• **Your task**: Copy each line below in which the word "JSON" occurs.

*** Extracted entries

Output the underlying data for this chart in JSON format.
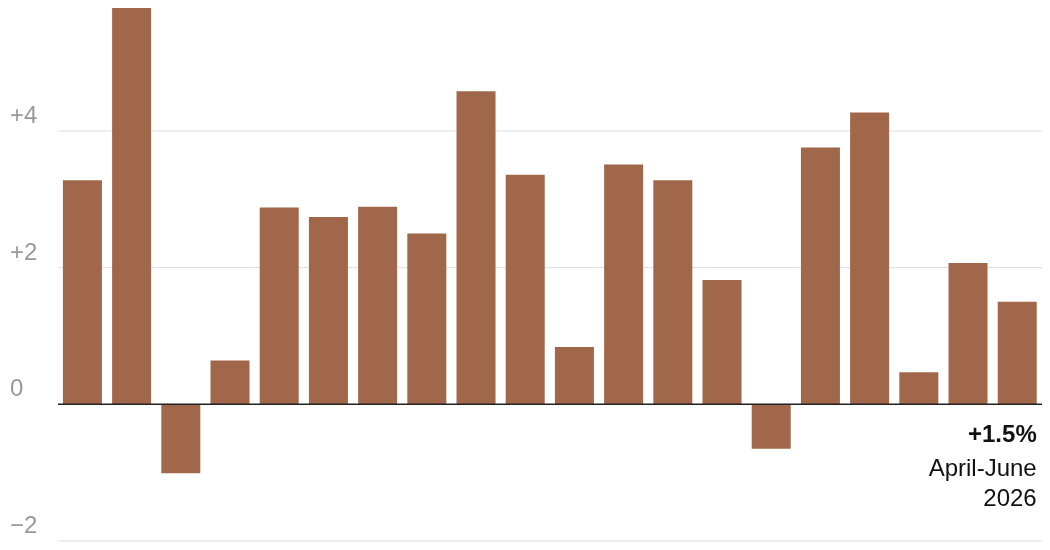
{
  "chart_data": {
    "type": "bar",
    "categories": [
      null,
      null,
      null,
      null,
      null,
      null,
      null,
      null,
      null,
      null,
      null,
      null,
      null,
      null,
      null,
      null,
      null,
      null,
      null,
      null
    ],
    "values": [
      3.28,
      5.8,
      -1.01,
      0.64,
      2.88,
      2.74,
      2.89,
      2.5,
      4.58,
      3.36,
      0.84,
      3.51,
      3.28,
      1.82,
      -0.65,
      3.76,
      4.27,
      0.47,
      2.07,
      1.5
    ],
    "value_labels": [
      null,
      null,
      null,
      null,
      null,
      null,
      null,
      null,
      null,
      null,
      null,
      null,
      null,
      null,
      null,
      null,
      null,
      null,
      null,
      "+1.5%"
    ],
    "color": "#a0674a",
    "ylim": [
      -2,
      5.8
    ],
    "yticks": [
      {
        "value": -2,
        "label": "−2"
      },
      {
        "value": 0,
        "label": "0"
      },
      {
        "value": 2,
        "label": "+2"
      },
      {
        "value": 4,
        "label": "+4"
      }
    ],
    "grid": "y",
    "annotations": [
      "April-June 2026"
    ]
  }
}
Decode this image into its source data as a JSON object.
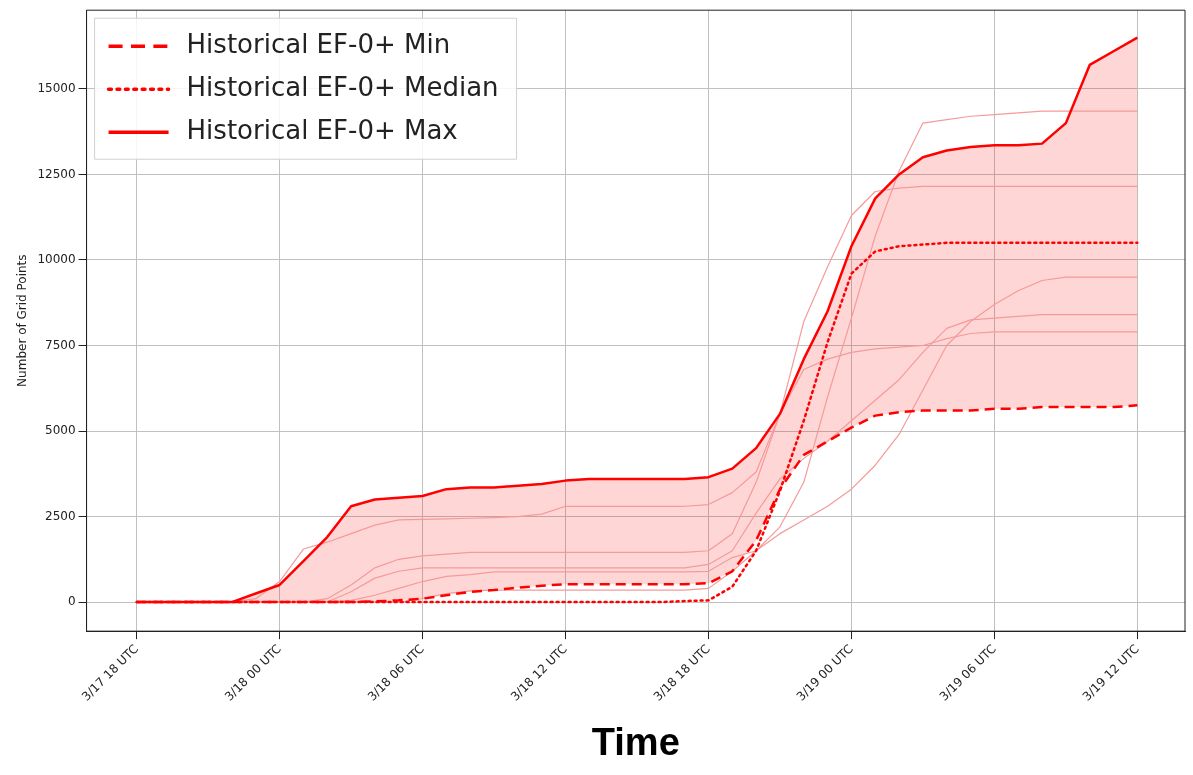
{
  "chart_data": {
    "type": "line",
    "xlabel": "Time",
    "ylabel": "Number of Grid Points",
    "x": [
      "--03-17T18:00",
      "--03-17T19:00",
      "--03-17T20:00",
      "--03-17T21:00",
      "--03-17T22:00",
      "--03-17T23:00",
      "--03-18T00:00",
      "--03-18T01:00",
      "--03-18T02:00",
      "--03-18T03:00",
      "--03-18T04:00",
      "--03-18T05:00",
      "--03-18T06:00",
      "--03-18T07:00",
      "--03-18T08:00",
      "--03-18T09:00",
      "--03-18T10:00",
      "--03-18T11:00",
      "--03-18T12:00",
      "--03-18T13:00",
      "--03-18T14:00",
      "--03-18T15:00",
      "--03-18T16:00",
      "--03-18T17:00",
      "--03-18T18:00",
      "--03-18T19:00",
      "--03-18T20:00",
      "--03-18T21:00",
      "--03-18T22:00",
      "--03-18T23:00",
      "--03-19T00:00",
      "--03-19T01:00",
      "--03-19T02:00",
      "--03-19T03:00",
      "--03-19T04:00",
      "--03-19T05:00",
      "--03-19T06:00",
      "--03-19T07:00",
      "--03-19T08:00",
      "--03-19T09:00",
      "--03-19T10:00",
      "--03-19T11:00",
      "--03-19T12:00"
    ],
    "series": [
      {
        "name": "Historical EF-0+ Min",
        "color": "#ff0000",
        "line_style": "dashed",
        "values": [
          0,
          0,
          0,
          0,
          0,
          0,
          0,
          0,
          0,
          0,
          20,
          50,
          100,
          200,
          300,
          350,
          420,
          480,
          520,
          520,
          520,
          520,
          520,
          520,
          550,
          900,
          1800,
          3300,
          4300,
          4700,
          5100,
          5450,
          5550,
          5600,
          5600,
          5600,
          5650,
          5650,
          5700,
          5700,
          5700,
          5700,
          5750
        ]
      },
      {
        "name": "Historical EF-0+ Median",
        "color": "#ff0000",
        "line_style": "dotted",
        "values": [
          0,
          0,
          0,
          0,
          0,
          0,
          0,
          0,
          0,
          0,
          0,
          0,
          0,
          0,
          0,
          0,
          0,
          0,
          0,
          0,
          0,
          0,
          0,
          30,
          50,
          450,
          1500,
          3250,
          5300,
          7600,
          9600,
          10250,
          10400,
          10450,
          10500,
          10500,
          10500,
          10500,
          10500,
          10500,
          10500,
          10500,
          10500
        ],
        "lower": [
          0,
          0,
          0,
          0,
          0,
          0,
          0,
          0,
          0,
          0,
          20,
          50,
          100,
          200,
          300,
          350,
          420,
          480,
          520,
          520,
          520,
          520,
          520,
          520,
          550,
          900,
          1800,
          3300,
          4300,
          4700,
          5100,
          5450,
          5550,
          5600,
          5600,
          5600,
          5650,
          5650,
          5700,
          5700,
          5700,
          5700,
          5750
        ],
        "upper": [
          0,
          0,
          0,
          0,
          0,
          250,
          500,
          1200,
          1900,
          2800,
          3000,
          3050,
          3100,
          3300,
          3350,
          3350,
          3400,
          3450,
          3550,
          3600,
          3600,
          3600,
          3600,
          3600,
          3650,
          3900,
          4500,
          5500,
          7100,
          8500,
          10400,
          11800,
          12500,
          13000,
          13200,
          13300,
          13350,
          13350,
          13400,
          14000,
          15700,
          16100,
          16500
        ]
      },
      {
        "name": "Historical EF-0+ Max",
        "color": "#ff0000",
        "line_style": "solid",
        "values": [
          0,
          0,
          0,
          0,
          0,
          250,
          500,
          1200,
          1900,
          2800,
          3000,
          3050,
          3100,
          3300,
          3350,
          3350,
          3400,
          3450,
          3550,
          3600,
          3600,
          3600,
          3600,
          3600,
          3650,
          3900,
          4500,
          5500,
          7100,
          8500,
          10400,
          11800,
          12500,
          13000,
          13200,
          13300,
          13350,
          13350,
          13400,
          14000,
          15700,
          16100,
          16500
        ]
      },
      {
        "color": "#f59a9a",
        "line_style": "solid",
        "values": [
          0,
          0,
          0,
          0,
          0,
          0,
          0,
          0,
          0,
          50,
          200,
          400,
          600,
          750,
          800,
          880,
          880,
          880,
          880,
          880,
          880,
          880,
          880,
          880,
          900,
          1300,
          1500,
          2200,
          3500,
          6000,
          8300,
          10700,
          12600,
          14000,
          14100,
          14200,
          14250,
          14300,
          14350,
          14350,
          14350,
          14350,
          14350
        ]
      },
      {
        "color": "#f59a9a",
        "line_style": "solid",
        "values": [
          0,
          0,
          0,
          0,
          0,
          100,
          600,
          1550,
          1750,
          2000,
          2250,
          2400,
          2420,
          2430,
          2450,
          2470,
          2500,
          2570,
          2800,
          2800,
          2800,
          2800,
          2800,
          2800,
          2850,
          3200,
          3800,
          5500,
          8200,
          9800,
          11300,
          12000,
          12100,
          12150,
          12150,
          12150,
          12150,
          12150,
          12150,
          12150,
          12150,
          12150,
          12150
        ]
      },
      {
        "color": "#f59a9a",
        "line_style": "solid",
        "values": [
          0,
          0,
          0,
          0,
          0,
          0,
          0,
          0,
          100,
          500,
          1000,
          1250,
          1350,
          1400,
          1450,
          1450,
          1450,
          1450,
          1450,
          1450,
          1450,
          1450,
          1450,
          1450,
          1500,
          2000,
          3500,
          5500,
          6800,
          7100,
          7300,
          7400,
          7450,
          7500,
          7700,
          7850,
          7900,
          7900,
          7900,
          7900,
          7900,
          7900,
          7900
        ]
      },
      {
        "color": "#f59a9a",
        "line_style": "solid",
        "values": [
          0,
          0,
          0,
          0,
          0,
          0,
          0,
          0,
          0,
          300,
          700,
          900,
          1000,
          1000,
          1000,
          1000,
          1000,
          1000,
          1000,
          1000,
          1000,
          1000,
          1000,
          1000,
          1100,
          1500,
          2600,
          3600,
          4200,
          4700,
          5300,
          5900,
          6500,
          7300,
          8000,
          8250,
          8300,
          8350,
          8400,
          8400,
          8400,
          8400,
          8400
        ]
      },
      {
        "color": "#f59a9a",
        "line_style": "solid",
        "values": [
          0,
          0,
          0,
          0,
          0,
          0,
          0,
          0,
          0,
          0,
          0,
          0,
          100,
          250,
          330,
          350,
          350,
          350,
          350,
          350,
          350,
          350,
          350,
          350,
          400,
          900,
          1500,
          2000,
          2400,
          2800,
          3300,
          4000,
          4900,
          6200,
          7500,
          8200,
          8700,
          9100,
          9400,
          9500,
          9500,
          9500,
          9500
        ]
      }
    ],
    "xlim": [
      "--03-17T15:54",
      "--03-19T14:00"
    ],
    "xticks": [
      {
        "value": "--03-17T18:00",
        "label": "3/17 18 UTC"
      },
      {
        "value": "--03-18T00:00",
        "label": "3/18 00 UTC"
      },
      {
        "value": "--03-18T06:00",
        "label": "3/18 06 UTC"
      },
      {
        "value": "--03-18T12:00",
        "label": "3/18 12 UTC"
      },
      {
        "value": "--03-18T18:00",
        "label": "3/18 18 UTC"
      },
      {
        "value": "--03-19T00:00",
        "label": "3/19 00 UTC"
      },
      {
        "value": "--03-19T06:00",
        "label": "3/19 06 UTC"
      },
      {
        "value": "--03-19T12:00",
        "label": "3/19 12 UTC"
      }
    ],
    "ylim": [
      -850,
      17300
    ],
    "yticks": [
      0,
      2500,
      5000,
      7500,
      10000,
      12500,
      15000
    ],
    "grid": true,
    "legend": "top left",
    "marker": "none"
  }
}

******

• **Output of the task**:
Output the underlying data for this chart in JSON format.
Decode this image into its source data as a JSON object.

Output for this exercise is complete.